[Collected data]
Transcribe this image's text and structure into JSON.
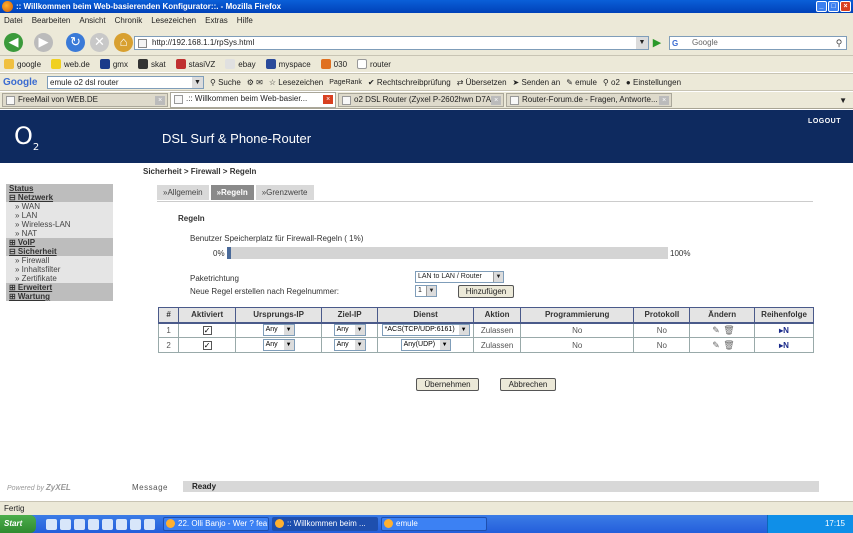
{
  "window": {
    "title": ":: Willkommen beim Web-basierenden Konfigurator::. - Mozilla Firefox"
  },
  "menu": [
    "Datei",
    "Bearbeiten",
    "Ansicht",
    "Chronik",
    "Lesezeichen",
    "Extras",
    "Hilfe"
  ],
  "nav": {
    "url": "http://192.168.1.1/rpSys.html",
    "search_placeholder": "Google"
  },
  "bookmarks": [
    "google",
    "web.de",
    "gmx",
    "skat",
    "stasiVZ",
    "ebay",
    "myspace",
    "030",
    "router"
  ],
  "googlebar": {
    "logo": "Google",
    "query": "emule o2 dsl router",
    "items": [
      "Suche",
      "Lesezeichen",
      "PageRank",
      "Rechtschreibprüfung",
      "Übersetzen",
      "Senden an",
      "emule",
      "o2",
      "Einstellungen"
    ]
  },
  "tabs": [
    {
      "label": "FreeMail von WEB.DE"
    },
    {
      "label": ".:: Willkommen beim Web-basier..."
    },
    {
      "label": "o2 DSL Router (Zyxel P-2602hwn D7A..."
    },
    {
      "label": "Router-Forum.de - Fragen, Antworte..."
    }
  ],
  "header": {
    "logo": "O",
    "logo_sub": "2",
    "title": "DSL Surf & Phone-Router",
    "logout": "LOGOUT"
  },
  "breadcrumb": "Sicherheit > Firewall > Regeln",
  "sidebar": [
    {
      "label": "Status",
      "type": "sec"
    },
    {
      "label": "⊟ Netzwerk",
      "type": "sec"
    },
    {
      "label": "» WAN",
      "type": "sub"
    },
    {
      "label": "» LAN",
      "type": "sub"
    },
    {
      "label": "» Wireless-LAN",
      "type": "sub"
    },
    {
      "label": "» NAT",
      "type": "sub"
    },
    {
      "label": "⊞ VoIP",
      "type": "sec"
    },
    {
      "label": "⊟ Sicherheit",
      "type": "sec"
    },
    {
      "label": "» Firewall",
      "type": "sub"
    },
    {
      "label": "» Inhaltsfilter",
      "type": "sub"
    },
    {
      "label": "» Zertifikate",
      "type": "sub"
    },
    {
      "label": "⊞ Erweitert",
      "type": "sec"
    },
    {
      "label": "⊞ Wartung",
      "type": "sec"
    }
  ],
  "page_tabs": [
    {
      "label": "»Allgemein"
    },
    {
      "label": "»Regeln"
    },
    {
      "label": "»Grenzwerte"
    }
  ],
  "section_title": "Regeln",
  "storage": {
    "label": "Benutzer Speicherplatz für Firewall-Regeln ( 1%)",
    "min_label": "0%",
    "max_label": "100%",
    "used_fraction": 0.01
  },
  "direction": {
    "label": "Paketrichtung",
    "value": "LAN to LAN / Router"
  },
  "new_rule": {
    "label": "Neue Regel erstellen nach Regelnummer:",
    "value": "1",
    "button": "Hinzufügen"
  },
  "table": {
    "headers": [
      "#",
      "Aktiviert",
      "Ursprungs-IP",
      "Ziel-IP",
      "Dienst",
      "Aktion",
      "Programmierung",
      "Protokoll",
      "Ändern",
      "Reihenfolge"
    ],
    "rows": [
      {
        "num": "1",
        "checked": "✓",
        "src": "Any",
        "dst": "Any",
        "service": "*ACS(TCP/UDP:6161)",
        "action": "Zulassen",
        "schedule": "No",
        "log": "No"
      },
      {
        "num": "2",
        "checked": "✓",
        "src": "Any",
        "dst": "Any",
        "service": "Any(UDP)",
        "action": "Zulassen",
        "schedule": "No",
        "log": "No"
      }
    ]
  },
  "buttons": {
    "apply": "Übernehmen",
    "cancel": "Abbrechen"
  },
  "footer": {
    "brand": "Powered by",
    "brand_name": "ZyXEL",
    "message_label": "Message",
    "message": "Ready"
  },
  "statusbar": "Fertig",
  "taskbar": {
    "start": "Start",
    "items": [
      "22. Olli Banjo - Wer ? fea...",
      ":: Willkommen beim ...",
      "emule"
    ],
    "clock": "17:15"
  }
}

-- SET PROBLEM --
Transcribe all of the records above character for character. Exclude the pictures.

-- WRITTEN ANSWER --
Transcribe this image's text and structure into JSON.
{
  "window": {
    "title": ":: Willkommen beim Web-basierenden Konfigurator::. - Mozilla Firefox"
  },
  "menu": [
    "Datei",
    "Bearbeiten",
    "Ansicht",
    "Chronik",
    "Lesezeichen",
    "Extras",
    "Hilfe"
  ],
  "nav": {
    "url": "http://192.168.1.1/rpSys.html",
    "search_placeholder": "Google"
  },
  "bookmarks": [
    "google",
    "web.de",
    "gmx",
    "skat",
    "stasiVZ",
    "ebay",
    "myspace",
    "030",
    "router"
  ],
  "googlebar": {
    "logo": "Google",
    "query": "emule o2 dsl router",
    "items": [
      "Suche",
      "Lesezeichen",
      "PageRank",
      "Rechtschreibprüfung",
      "Übersetzen",
      "Senden an",
      "emule",
      "o2",
      "Einstellungen"
    ]
  },
  "tabs": [
    {
      "label": "FreeMail von WEB.DE"
    },
    {
      "label": ".:: Willkommen beim Web-basier..."
    },
    {
      "label": "o2 DSL Router (Zyxel P-2602hwn D7A..."
    },
    {
      "label": "Router-Forum.de - Fragen, Antworte..."
    }
  ],
  "header": {
    "logo": "O",
    "logo_sub": "2",
    "title": "DSL Surf & Phone-Router",
    "logout": "LOGOUT"
  },
  "breadcrumb": "Sicherheit > Firewall > Regeln",
  "sidebar": [
    {
      "label": "Status",
      "type": "sec"
    },
    {
      "label": "⊟ Netzwerk",
      "type": "sec"
    },
    {
      "label": "» WAN",
      "type": "sub"
    },
    {
      "label": "» LAN",
      "type": "sub"
    },
    {
      "label": "» Wireless-LAN",
      "type": "sub"
    },
    {
      "label": "» NAT",
      "type": "sub"
    },
    {
      "label": "⊞ VoIP",
      "type": "sec"
    },
    {
      "label": "⊟ Sicherheit",
      "type": "sec"
    },
    {
      "label": "» Firewall",
      "type": "sub"
    },
    {
      "label": "» Inhaltsfilter",
      "type": "sub"
    },
    {
      "label": "» Zertifikate",
      "type": "sub"
    },
    {
      "label": "⊞ Erweitert",
      "type": "sec"
    },
    {
      "label": "⊞ Wartung",
      "type": "sec"
    }
  ],
  "page_tabs": [
    {
      "label": "»Allgemein"
    },
    {
      "label": "»Regeln"
    },
    {
      "label": "»Grenzwerte"
    }
  ],
  "section_title": "Regeln",
  "storage": {
    "label": "Benutzer Speicherplatz für Firewall-Regeln ( 1%)",
    "min_label": "0%",
    "max_label": "100%",
    "used_fraction": 0.01
  },
  "direction": {
    "label": "Paketrichtung",
    "value": "LAN to LAN / Router"
  },
  "new_rule": {
    "label": "Neue Regel erstellen nach Regelnummer:",
    "value": "1",
    "button": "Hinzufügen"
  },
  "table": {
    "headers": [
      "#",
      "Aktiviert",
      "Ursprungs-IP",
      "Ziel-IP",
      "Dienst",
      "Aktion",
      "Programmierung",
      "Protokoll",
      "Ändern",
      "Reihenfolge"
    ],
    "rows": [
      {
        "num": "1",
        "checked": "✓",
        "src": "Any",
        "dst": "Any",
        "service": "*ACS(TCP/UDP:6161)",
        "action": "Zulassen",
        "schedule": "No",
        "log": "No"
      },
      {
        "num": "2",
        "checked": "✓",
        "src": "Any",
        "dst": "Any",
        "service": "Any(UDP)",
        "action": "Zulassen",
        "schedule": "No",
        "log": "No"
      }
    ]
  },
  "buttons": {
    "apply": "Übernehmen",
    "cancel": "Abbrechen"
  },
  "footer": {
    "brand": "Powered by",
    "brand_name": "ZyXEL",
    "message_label": "Message",
    "message": "Ready"
  },
  "statusbar": "Fertig",
  "taskbar": {
    "start": "Start",
    "items": [
      "22. Olli Banjo - Wer ? fea...",
      ":: Willkommen beim ...",
      "emule"
    ],
    "clock": "17:15"
  }
}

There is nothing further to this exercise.